Records excerpted from a collection
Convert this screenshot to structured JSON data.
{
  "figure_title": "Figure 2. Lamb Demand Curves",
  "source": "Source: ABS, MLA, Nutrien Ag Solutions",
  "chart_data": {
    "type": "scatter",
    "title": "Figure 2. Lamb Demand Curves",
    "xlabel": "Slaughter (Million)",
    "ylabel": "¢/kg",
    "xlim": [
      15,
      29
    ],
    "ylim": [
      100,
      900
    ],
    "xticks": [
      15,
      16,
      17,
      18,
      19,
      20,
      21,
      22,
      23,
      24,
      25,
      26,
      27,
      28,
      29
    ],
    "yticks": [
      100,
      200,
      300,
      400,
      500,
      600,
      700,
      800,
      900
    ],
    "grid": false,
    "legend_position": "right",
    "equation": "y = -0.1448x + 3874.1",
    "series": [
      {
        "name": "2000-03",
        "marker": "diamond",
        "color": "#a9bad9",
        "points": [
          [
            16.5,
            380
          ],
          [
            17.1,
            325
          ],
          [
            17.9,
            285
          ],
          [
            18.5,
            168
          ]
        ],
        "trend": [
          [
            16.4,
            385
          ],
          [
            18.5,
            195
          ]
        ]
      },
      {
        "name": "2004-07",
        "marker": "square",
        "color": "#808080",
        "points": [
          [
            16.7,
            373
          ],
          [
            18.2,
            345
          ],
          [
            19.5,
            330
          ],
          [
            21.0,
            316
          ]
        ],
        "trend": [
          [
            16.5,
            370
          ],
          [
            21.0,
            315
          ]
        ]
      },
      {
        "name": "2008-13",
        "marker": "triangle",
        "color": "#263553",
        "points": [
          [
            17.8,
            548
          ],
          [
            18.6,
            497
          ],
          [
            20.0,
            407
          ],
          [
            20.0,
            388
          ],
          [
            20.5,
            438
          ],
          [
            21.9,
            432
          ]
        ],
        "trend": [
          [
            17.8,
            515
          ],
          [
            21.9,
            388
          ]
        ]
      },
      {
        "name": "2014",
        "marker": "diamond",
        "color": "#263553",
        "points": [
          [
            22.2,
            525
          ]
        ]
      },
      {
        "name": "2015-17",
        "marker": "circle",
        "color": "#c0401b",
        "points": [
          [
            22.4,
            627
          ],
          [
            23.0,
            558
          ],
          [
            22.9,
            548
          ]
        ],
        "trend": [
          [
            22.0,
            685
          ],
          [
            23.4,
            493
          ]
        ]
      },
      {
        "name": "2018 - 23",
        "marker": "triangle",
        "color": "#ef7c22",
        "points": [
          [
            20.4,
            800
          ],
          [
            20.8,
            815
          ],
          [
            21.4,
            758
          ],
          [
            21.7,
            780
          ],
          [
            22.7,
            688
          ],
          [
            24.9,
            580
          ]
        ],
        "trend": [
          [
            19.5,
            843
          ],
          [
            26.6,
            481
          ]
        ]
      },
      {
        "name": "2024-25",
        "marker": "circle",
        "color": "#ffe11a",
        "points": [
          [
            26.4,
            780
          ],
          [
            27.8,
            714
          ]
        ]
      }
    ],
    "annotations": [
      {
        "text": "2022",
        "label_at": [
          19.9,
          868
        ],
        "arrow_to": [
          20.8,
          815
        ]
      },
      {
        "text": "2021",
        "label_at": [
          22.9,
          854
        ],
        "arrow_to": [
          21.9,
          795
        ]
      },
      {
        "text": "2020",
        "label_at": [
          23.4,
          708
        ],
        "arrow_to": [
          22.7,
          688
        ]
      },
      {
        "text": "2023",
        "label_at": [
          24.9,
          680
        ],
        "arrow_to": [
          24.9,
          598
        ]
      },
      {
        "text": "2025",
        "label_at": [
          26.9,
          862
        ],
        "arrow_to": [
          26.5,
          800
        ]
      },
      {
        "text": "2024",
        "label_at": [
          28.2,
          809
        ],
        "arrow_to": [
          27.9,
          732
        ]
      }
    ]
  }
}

▶ **What the task requires**: Pull out every line of the records above that contains the word "Curves".

▶ **Response**:
  "figure_title": "Figure 2. Lamb Demand Curves",
    "title": "Figure 2. Lamb Demand Curves",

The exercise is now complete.